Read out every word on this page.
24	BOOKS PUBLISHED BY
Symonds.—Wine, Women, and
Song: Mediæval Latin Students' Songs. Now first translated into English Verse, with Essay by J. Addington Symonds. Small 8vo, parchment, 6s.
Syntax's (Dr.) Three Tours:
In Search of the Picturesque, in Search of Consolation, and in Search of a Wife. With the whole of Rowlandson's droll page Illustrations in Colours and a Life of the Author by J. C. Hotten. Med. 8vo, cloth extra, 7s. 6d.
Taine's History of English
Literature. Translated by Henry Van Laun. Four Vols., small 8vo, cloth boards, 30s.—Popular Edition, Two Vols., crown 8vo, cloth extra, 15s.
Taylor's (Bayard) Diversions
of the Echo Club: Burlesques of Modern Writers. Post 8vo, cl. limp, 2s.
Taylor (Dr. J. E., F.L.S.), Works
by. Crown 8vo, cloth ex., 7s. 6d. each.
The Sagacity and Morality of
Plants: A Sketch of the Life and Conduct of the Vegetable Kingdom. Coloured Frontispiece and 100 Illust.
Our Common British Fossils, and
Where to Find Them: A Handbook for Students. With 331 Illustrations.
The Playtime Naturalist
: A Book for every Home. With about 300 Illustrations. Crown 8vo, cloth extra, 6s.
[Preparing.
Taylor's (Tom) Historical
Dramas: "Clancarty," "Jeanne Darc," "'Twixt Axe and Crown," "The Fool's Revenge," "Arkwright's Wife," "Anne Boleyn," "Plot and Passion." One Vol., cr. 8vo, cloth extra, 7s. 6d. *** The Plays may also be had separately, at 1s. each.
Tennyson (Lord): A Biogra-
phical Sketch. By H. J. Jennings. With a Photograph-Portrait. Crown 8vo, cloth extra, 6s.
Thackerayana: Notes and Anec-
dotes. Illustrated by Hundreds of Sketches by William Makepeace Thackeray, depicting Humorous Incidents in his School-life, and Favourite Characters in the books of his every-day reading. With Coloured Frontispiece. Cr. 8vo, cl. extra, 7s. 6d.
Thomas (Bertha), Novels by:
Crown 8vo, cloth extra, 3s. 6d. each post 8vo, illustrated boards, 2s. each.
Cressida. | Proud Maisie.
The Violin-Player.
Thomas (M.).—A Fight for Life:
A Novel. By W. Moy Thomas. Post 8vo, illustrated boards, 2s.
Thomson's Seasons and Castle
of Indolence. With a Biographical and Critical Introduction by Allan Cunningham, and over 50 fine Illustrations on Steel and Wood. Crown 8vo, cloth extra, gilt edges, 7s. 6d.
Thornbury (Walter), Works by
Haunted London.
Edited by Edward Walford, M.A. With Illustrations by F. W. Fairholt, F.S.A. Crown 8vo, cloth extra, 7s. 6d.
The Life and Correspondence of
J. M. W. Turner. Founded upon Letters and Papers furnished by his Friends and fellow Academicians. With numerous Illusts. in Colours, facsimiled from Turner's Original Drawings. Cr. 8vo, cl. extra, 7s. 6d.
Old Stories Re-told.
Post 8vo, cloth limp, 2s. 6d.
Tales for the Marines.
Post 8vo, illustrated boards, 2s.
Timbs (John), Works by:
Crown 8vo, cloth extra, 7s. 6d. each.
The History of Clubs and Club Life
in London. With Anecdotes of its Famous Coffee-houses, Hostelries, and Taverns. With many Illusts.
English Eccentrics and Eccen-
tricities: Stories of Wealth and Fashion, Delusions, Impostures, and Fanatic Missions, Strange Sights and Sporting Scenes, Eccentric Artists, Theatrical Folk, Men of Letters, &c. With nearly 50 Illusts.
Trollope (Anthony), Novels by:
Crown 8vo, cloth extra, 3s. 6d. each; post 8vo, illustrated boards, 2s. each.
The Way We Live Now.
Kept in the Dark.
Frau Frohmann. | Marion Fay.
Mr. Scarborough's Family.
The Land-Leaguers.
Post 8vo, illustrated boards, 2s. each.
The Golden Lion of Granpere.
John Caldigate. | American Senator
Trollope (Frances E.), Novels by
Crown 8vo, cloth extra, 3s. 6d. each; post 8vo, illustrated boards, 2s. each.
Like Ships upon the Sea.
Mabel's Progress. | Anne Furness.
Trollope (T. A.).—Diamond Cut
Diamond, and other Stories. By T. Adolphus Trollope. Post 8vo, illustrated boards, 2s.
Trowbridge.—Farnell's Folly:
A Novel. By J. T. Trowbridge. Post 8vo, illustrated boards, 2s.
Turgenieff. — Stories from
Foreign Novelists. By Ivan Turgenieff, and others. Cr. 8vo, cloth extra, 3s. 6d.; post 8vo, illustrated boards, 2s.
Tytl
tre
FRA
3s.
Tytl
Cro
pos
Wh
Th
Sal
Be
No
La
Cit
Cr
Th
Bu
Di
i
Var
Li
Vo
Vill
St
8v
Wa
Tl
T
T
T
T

===

Repeat the records above exactly, leaving none out.

# EXERCISE OUTPUT
Read out every word on this page.
24	BOOKS PUBLISHED BY
Symonds.—Wine, Women, and
Song: Mediæval Latin Students' Songs. Now first translated into English Verse, with Essay by J. Addington Symonds. Small 8vo, parchment, 6s.
Syntax's (Dr.) Three Tours:
In Search of the Picturesque, in Search of Consolation, and in Search of a Wife. With the whole of Rowlandson's droll page Illustrations in Colours and a Life of the Author by J. C. Hotten. Med. 8vo, cloth extra, 7s. 6d.
Taine's History of English
Literature. Translated by Henry Van Laun. Four Vols., small 8vo, cloth boards, 30s.—Popular Edition, Two Vols., crown 8vo, cloth extra, 15s.
Taylor's (Bayard) Diversions
of the Echo Club: Burlesques of Modern Writers. Post 8vo, cl. limp, 2s.
Taylor (Dr. J. E., F.L.S.), Works
by. Crown 8vo, cloth ex., 7s. 6d. each.
The Sagacity and Morality of
Plants: A Sketch of the Life and Conduct of the Vegetable Kingdom. Coloured Frontispiece and 100 Illust.
Our Common British Fossils, and
Where to Find Them: A Handbook for Students. With 331 Illustrations.
The Playtime Naturalist
: A Book for every Home. With about 300 Illustrations. Crown 8vo, cloth extra, 6s.
[Preparing.
Taylor's (Tom) Historical
Dramas: "Clancarty," "Jeanne Darc," "'Twixt Axe and Crown," "The Fool's Revenge," "Arkwright's Wife," "Anne Boleyn," "Plot and Passion." One Vol., cr. 8vo, cloth extra, 7s. 6d. *** The Plays may also be had separately, at 1s. each.
Tennyson (Lord): A Biogra-
phical Sketch. By H. J. Jennings. With a Photograph-Portrait. Crown 8vo, cloth extra, 6s.
Thackerayana: Notes and Anec-
dotes. Illustrated by Hundreds of Sketches by William Makepeace Thackeray, depicting Humorous Incidents in his School-life, and Favourite Characters in the books of his every-day reading. With Coloured Frontispiece. Cr. 8vo, cl. extra, 7s. 6d.
Thomas (Bertha), Novels by:
Crown 8vo, cloth extra, 3s. 6d. each post 8vo, illustrated boards, 2s. each.
Cressida. | Proud Maisie.
The Violin-Player.
Thomas (M.).—A Fight for Life:
A Novel. By W. Moy Thomas. Post 8vo, illustrated boards, 2s.
Thomson's Seasons and Castle
of Indolence. With a Biographical and Critical Introduction by Allan Cunningham, and over 50 fine Illustrations on Steel and Wood. Crown 8vo, cloth extra, gilt edges, 7s. 6d.
Thornbury (Walter), Works by
Haunted London.
Edited by Edward Walford, M.A. With Illustrations by F. W. Fairholt, F.S.A. Crown 8vo, cloth extra, 7s. 6d.
The Life and Correspondence of
J. M. W. Turner. Founded upon Letters and Papers furnished by his Friends and fellow Academicians. With numerous Illusts. in Colours, facsimiled from Turner's Original Drawings. Cr. 8vo, cl. extra, 7s. 6d.
Old Stories Re-told.
Post 8vo, cloth limp, 2s. 6d.
Tales for the Marines.
Post 8vo, illustrated boards, 2s.
Timbs (John), Works by:
Crown 8vo, cloth extra, 7s. 6d. each.
The History of Clubs and Club Life
in London. With Anecdotes of its Famous Coffee-houses, Hostelries, and Taverns. With many Illusts.
English Eccentrics and Eccen-
tricities: Stories of Wealth and Fashion, Delusions, Impostures, and Fanatic Missions, Strange Sights and Sporting Scenes, Eccentric Artists, Theatrical Folk, Men of Letters, &c. With nearly 50 Illusts.
Trollope (Anthony), Novels by:
Crown 8vo, cloth extra, 3s. 6d. each; post 8vo, illustrated boards, 2s. each.
The Way We Live Now.
Kept in the Dark.
Frau Frohmann. | Marion Fay.
Mr. Scarborough's Family.
The Land-Leaguers.
Post 8vo, illustrated boards, 2s. each.
The Golden Lion of Granpere.
John Caldigate. | American Senator
Trollope (Frances E.), Novels by
Crown 8vo, cloth extra, 3s. 6d. each; post 8vo, illustrated boards, 2s. each.
Like Ships upon the Sea.
Mabel's Progress. | Anne Furness.
Trollope (T. A.).—Diamond Cut
Diamond, and other Stories. By T. Adolphus Trollope. Post 8vo, illustrated boards, 2s.
Trowbridge.—Farnell's Folly:
A Novel. By J. T. Trowbridge. Post 8vo, illustrated boards, 2s.
Turgenieff. — Stories from
Foreign Novelists. By Ivan Turgenieff, and others. Cr. 8vo, cloth extra, 3s. 6d.; post 8vo, illustrated boards, 2s.
Tytl
tre
FRA
3s.
Tytl
Cro
pos
Wh
Th
Sal
Be
No
La
Cit
Cr
Th
Bu
Di
i
Var
Li
Vo
Vill
St
8v
Wa
Tl
T
T
T
T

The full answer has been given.